Part of a data file

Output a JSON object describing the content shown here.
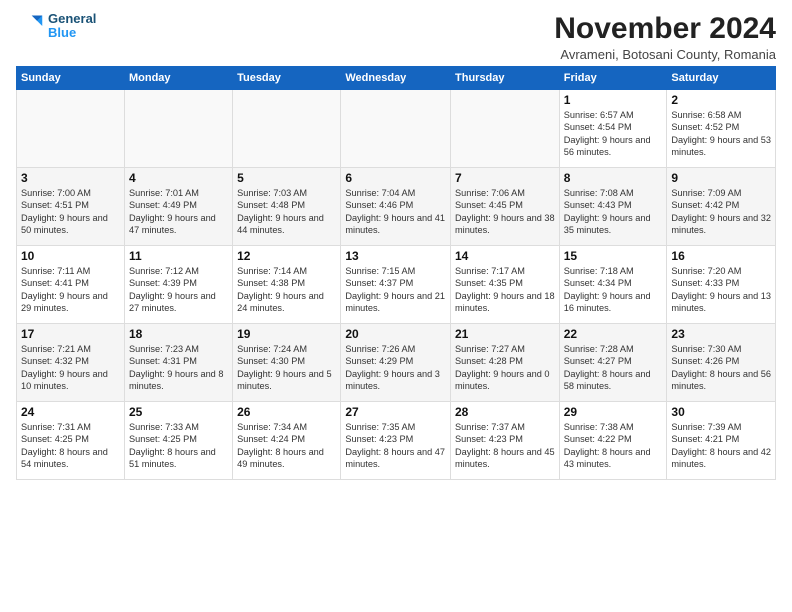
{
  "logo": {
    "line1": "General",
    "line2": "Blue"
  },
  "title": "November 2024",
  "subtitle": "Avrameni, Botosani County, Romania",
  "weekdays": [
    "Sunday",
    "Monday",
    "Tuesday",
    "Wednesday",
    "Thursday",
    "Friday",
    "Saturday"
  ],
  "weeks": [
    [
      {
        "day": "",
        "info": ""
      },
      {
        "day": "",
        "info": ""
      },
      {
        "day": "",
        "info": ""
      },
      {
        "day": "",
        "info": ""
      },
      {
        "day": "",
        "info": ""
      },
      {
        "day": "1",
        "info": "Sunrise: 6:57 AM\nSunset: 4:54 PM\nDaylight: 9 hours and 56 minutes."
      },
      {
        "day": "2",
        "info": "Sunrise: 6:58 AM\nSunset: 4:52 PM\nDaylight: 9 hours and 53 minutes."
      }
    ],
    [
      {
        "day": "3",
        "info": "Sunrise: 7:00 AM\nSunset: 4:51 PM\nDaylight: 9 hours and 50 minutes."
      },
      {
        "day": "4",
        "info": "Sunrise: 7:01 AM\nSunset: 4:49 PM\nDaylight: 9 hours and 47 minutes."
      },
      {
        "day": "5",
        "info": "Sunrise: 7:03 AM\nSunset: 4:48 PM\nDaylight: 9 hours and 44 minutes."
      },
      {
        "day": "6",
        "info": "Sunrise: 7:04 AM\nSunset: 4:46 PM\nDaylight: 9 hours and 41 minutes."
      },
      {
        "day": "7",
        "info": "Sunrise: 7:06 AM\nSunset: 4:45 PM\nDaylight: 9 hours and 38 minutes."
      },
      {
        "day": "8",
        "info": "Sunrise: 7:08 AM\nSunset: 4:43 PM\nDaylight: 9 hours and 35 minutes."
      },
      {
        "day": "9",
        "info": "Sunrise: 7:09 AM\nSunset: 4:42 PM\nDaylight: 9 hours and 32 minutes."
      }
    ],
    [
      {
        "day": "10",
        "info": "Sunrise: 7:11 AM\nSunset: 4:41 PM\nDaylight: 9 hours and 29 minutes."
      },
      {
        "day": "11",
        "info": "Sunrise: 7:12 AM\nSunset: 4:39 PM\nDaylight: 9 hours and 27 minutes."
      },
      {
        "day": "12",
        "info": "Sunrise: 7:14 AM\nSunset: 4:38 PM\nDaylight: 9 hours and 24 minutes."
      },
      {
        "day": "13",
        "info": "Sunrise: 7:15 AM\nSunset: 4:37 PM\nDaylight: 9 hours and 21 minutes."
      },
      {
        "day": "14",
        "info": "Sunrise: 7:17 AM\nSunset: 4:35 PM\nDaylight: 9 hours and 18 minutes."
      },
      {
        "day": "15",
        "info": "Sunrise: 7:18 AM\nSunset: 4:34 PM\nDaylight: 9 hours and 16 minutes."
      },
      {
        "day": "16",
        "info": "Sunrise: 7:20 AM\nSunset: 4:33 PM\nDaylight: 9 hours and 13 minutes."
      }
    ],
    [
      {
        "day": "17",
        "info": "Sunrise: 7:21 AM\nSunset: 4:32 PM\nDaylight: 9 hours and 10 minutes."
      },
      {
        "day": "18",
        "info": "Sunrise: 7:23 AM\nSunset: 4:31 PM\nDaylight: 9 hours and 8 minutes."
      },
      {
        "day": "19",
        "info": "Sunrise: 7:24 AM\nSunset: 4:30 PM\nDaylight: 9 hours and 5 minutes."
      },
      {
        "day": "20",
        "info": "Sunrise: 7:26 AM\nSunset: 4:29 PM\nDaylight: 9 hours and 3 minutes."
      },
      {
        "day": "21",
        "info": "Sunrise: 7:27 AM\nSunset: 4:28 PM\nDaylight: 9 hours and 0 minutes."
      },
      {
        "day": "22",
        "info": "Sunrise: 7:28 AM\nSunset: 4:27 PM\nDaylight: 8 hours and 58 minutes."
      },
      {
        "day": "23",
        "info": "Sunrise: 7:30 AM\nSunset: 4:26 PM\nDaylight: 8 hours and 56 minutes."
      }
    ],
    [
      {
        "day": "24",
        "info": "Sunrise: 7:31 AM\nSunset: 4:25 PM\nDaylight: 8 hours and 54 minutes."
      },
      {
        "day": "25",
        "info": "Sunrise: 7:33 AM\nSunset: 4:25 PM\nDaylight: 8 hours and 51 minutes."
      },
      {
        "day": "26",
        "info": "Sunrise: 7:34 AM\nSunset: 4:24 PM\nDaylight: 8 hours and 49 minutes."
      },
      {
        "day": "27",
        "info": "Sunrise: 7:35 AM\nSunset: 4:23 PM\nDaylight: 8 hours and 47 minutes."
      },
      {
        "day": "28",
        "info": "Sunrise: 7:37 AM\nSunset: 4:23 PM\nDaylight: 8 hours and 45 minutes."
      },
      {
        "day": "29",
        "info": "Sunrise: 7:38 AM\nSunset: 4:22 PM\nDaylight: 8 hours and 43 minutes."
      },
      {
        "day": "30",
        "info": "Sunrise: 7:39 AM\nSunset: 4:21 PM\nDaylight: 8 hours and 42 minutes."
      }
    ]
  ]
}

## Given exercise
Copy the whole of the material above exactly, but not its images.

## Answer to this task
Output a JSON object describing the content shown here.
{
  "logo": {
    "line1": "General",
    "line2": "Blue"
  },
  "title": "November 2024",
  "subtitle": "Avrameni, Botosani County, Romania",
  "weekdays": [
    "Sunday",
    "Monday",
    "Tuesday",
    "Wednesday",
    "Thursday",
    "Friday",
    "Saturday"
  ],
  "weeks": [
    [
      {
        "day": "",
        "info": ""
      },
      {
        "day": "",
        "info": ""
      },
      {
        "day": "",
        "info": ""
      },
      {
        "day": "",
        "info": ""
      },
      {
        "day": "",
        "info": ""
      },
      {
        "day": "1",
        "info": "Sunrise: 6:57 AM\nSunset: 4:54 PM\nDaylight: 9 hours and 56 minutes."
      },
      {
        "day": "2",
        "info": "Sunrise: 6:58 AM\nSunset: 4:52 PM\nDaylight: 9 hours and 53 minutes."
      }
    ],
    [
      {
        "day": "3",
        "info": "Sunrise: 7:00 AM\nSunset: 4:51 PM\nDaylight: 9 hours and 50 minutes."
      },
      {
        "day": "4",
        "info": "Sunrise: 7:01 AM\nSunset: 4:49 PM\nDaylight: 9 hours and 47 minutes."
      },
      {
        "day": "5",
        "info": "Sunrise: 7:03 AM\nSunset: 4:48 PM\nDaylight: 9 hours and 44 minutes."
      },
      {
        "day": "6",
        "info": "Sunrise: 7:04 AM\nSunset: 4:46 PM\nDaylight: 9 hours and 41 minutes."
      },
      {
        "day": "7",
        "info": "Sunrise: 7:06 AM\nSunset: 4:45 PM\nDaylight: 9 hours and 38 minutes."
      },
      {
        "day": "8",
        "info": "Sunrise: 7:08 AM\nSunset: 4:43 PM\nDaylight: 9 hours and 35 minutes."
      },
      {
        "day": "9",
        "info": "Sunrise: 7:09 AM\nSunset: 4:42 PM\nDaylight: 9 hours and 32 minutes."
      }
    ],
    [
      {
        "day": "10",
        "info": "Sunrise: 7:11 AM\nSunset: 4:41 PM\nDaylight: 9 hours and 29 minutes."
      },
      {
        "day": "11",
        "info": "Sunrise: 7:12 AM\nSunset: 4:39 PM\nDaylight: 9 hours and 27 minutes."
      },
      {
        "day": "12",
        "info": "Sunrise: 7:14 AM\nSunset: 4:38 PM\nDaylight: 9 hours and 24 minutes."
      },
      {
        "day": "13",
        "info": "Sunrise: 7:15 AM\nSunset: 4:37 PM\nDaylight: 9 hours and 21 minutes."
      },
      {
        "day": "14",
        "info": "Sunrise: 7:17 AM\nSunset: 4:35 PM\nDaylight: 9 hours and 18 minutes."
      },
      {
        "day": "15",
        "info": "Sunrise: 7:18 AM\nSunset: 4:34 PM\nDaylight: 9 hours and 16 minutes."
      },
      {
        "day": "16",
        "info": "Sunrise: 7:20 AM\nSunset: 4:33 PM\nDaylight: 9 hours and 13 minutes."
      }
    ],
    [
      {
        "day": "17",
        "info": "Sunrise: 7:21 AM\nSunset: 4:32 PM\nDaylight: 9 hours and 10 minutes."
      },
      {
        "day": "18",
        "info": "Sunrise: 7:23 AM\nSunset: 4:31 PM\nDaylight: 9 hours and 8 minutes."
      },
      {
        "day": "19",
        "info": "Sunrise: 7:24 AM\nSunset: 4:30 PM\nDaylight: 9 hours and 5 minutes."
      },
      {
        "day": "20",
        "info": "Sunrise: 7:26 AM\nSunset: 4:29 PM\nDaylight: 9 hours and 3 minutes."
      },
      {
        "day": "21",
        "info": "Sunrise: 7:27 AM\nSunset: 4:28 PM\nDaylight: 9 hours and 0 minutes."
      },
      {
        "day": "22",
        "info": "Sunrise: 7:28 AM\nSunset: 4:27 PM\nDaylight: 8 hours and 58 minutes."
      },
      {
        "day": "23",
        "info": "Sunrise: 7:30 AM\nSunset: 4:26 PM\nDaylight: 8 hours and 56 minutes."
      }
    ],
    [
      {
        "day": "24",
        "info": "Sunrise: 7:31 AM\nSunset: 4:25 PM\nDaylight: 8 hours and 54 minutes."
      },
      {
        "day": "25",
        "info": "Sunrise: 7:33 AM\nSunset: 4:25 PM\nDaylight: 8 hours and 51 minutes."
      },
      {
        "day": "26",
        "info": "Sunrise: 7:34 AM\nSunset: 4:24 PM\nDaylight: 8 hours and 49 minutes."
      },
      {
        "day": "27",
        "info": "Sunrise: 7:35 AM\nSunset: 4:23 PM\nDaylight: 8 hours and 47 minutes."
      },
      {
        "day": "28",
        "info": "Sunrise: 7:37 AM\nSunset: 4:23 PM\nDaylight: 8 hours and 45 minutes."
      },
      {
        "day": "29",
        "info": "Sunrise: 7:38 AM\nSunset: 4:22 PM\nDaylight: 8 hours and 43 minutes."
      },
      {
        "day": "30",
        "info": "Sunrise: 7:39 AM\nSunset: 4:21 PM\nDaylight: 8 hours and 42 minutes."
      }
    ]
  ]
}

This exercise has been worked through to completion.